TASK |
Extract every line between the one with "Read out every word on this page." and the end of the entries, both included, word for word and free of pictures.

DATASET EXTRACT |
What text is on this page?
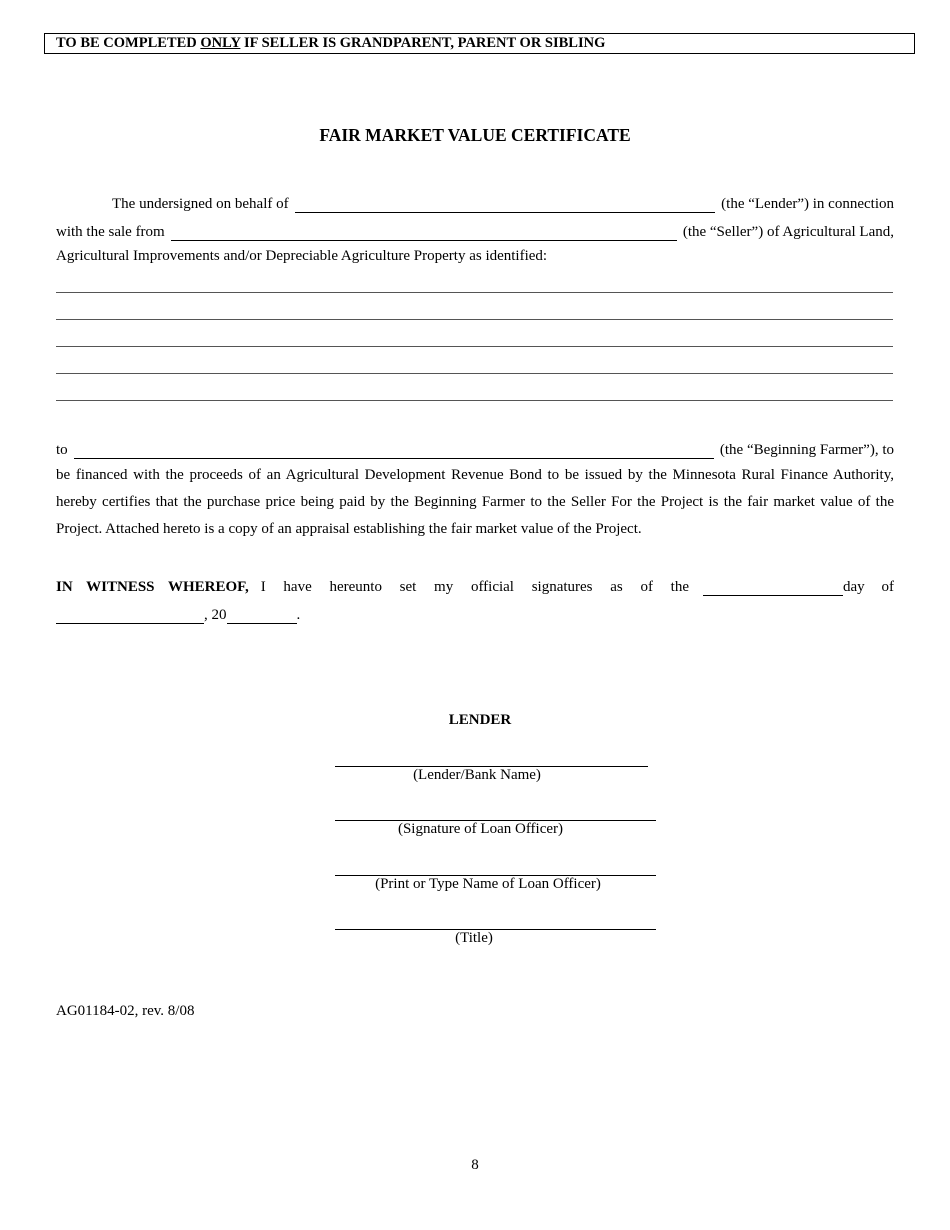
TO BE COMPLETED ONLY IF SELLER IS GRANDPARENT, PARENT OR SIBLING
FAIR MARKET VALUE CERTIFICATE
The undersigned on behalf of	(the “Lender”) in connection
with the sale from	(the “Seller”) of Agricultural Land,
Agricultural Improvements and/or Depreciable Agriculture Property as identified:
to	(the “Beginning Farmer”), to
be financed with the proceeds of an Agricultural Development Revenue Bond to be issued by the Minnesota Rural Finance Authority,
hereby certifies that the purchase price being paid by the Beginning Farmer to the Seller For the Project is the fair market value of the
Project. Attached hereto is a copy of an appraisal establishing the fair market value of the Project.
IN WITNESS WHEREOF, I have hereunto set my official signatures as of the	day of
, 20	.
LENDER
(Lender/Bank Name)
(Signature of Loan Officer)
(Print or Type Name of Loan Officer)
(Title)
AG01184-02, rev. 8/08
8
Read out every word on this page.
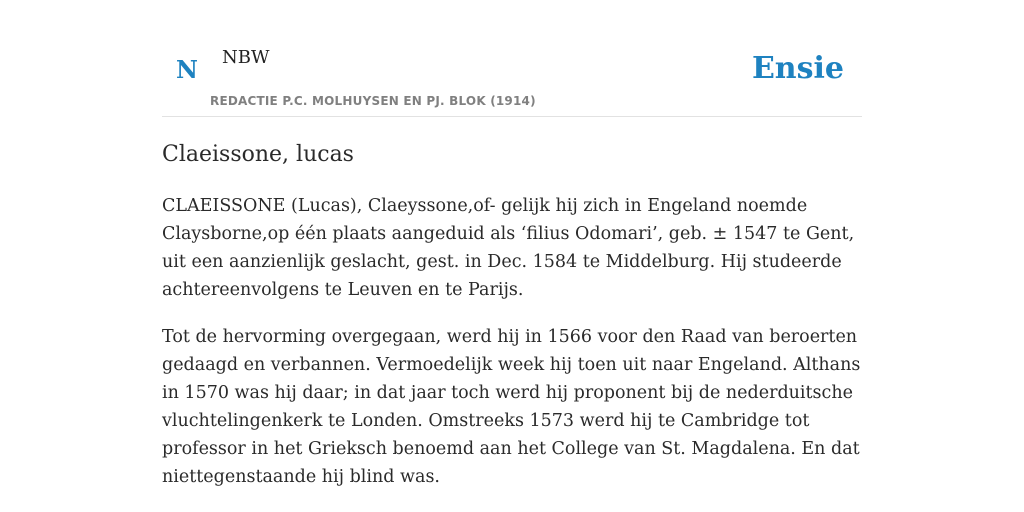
N NBW
REDACTIE P.C. MOLHUYSEN EN PJ. BLOK (1914)
Ensie
Claeissone, lucas

CLAEISSONE (Lucas), Claeyssone,of- gelijk hij zich in Engeland noemde Claysborne,op één plaats aangeduid als ‘filius Odomari’, geb. ± 1547 te Gent, uit een aanzienlijk geslacht, gest. in Dec. 1584 te Middelburg. Hij studeerde achtereenvolgens te Leuven en te Parijs.

Tot de hervorming overgegaan, werd hij in 1566 voor den Raad van beroerten gedaagd en verbannen. Vermoedelijk week hij toen uit naar Engeland. Althans in 1570 was hij daar; in dat jaar toch werd hij proponent bij de nederduitsche vluchtelingenkerk te Londen. Omstreeks 1573 werd hij te Cambridge tot professor in het Grieksch benoemd aan het College van St. Magdalena. En dat niettegenstaande hij blind was.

EXERCISE RESPONSE |
Read out every word on this page.
N NBW
REDACTIE P.C. MOLHUYSEN EN PJ. BLOK (1914)
Ensie
Claeissone, lucas

CLAEISSONE (Lucas), Claeyssone,of- gelijk hij zich in Engeland noemde Claysborne,op één plaats aangeduid als ‘filius Odomari’, geb. ± 1547 te Gent, uit een aanzienlijk geslacht, gest. in Dec. 1584 te Middelburg. Hij studeerde achtereenvolgens te Leuven en te Parijs.

Tot de hervorming overgegaan, werd hij in 1566 voor den Raad van beroerten gedaagd en verbannen. Vermoedelijk week hij toen uit naar Engeland. Althans in 1570 was hij daar; in dat jaar toch werd hij proponent bij de nederduitsche vluchtelingenkerk te Londen. Omstreeks 1573 werd hij te Cambridge tot professor in het Grieksch benoemd aan het College van St. Magdalena. En dat niettegenstaande hij blind was.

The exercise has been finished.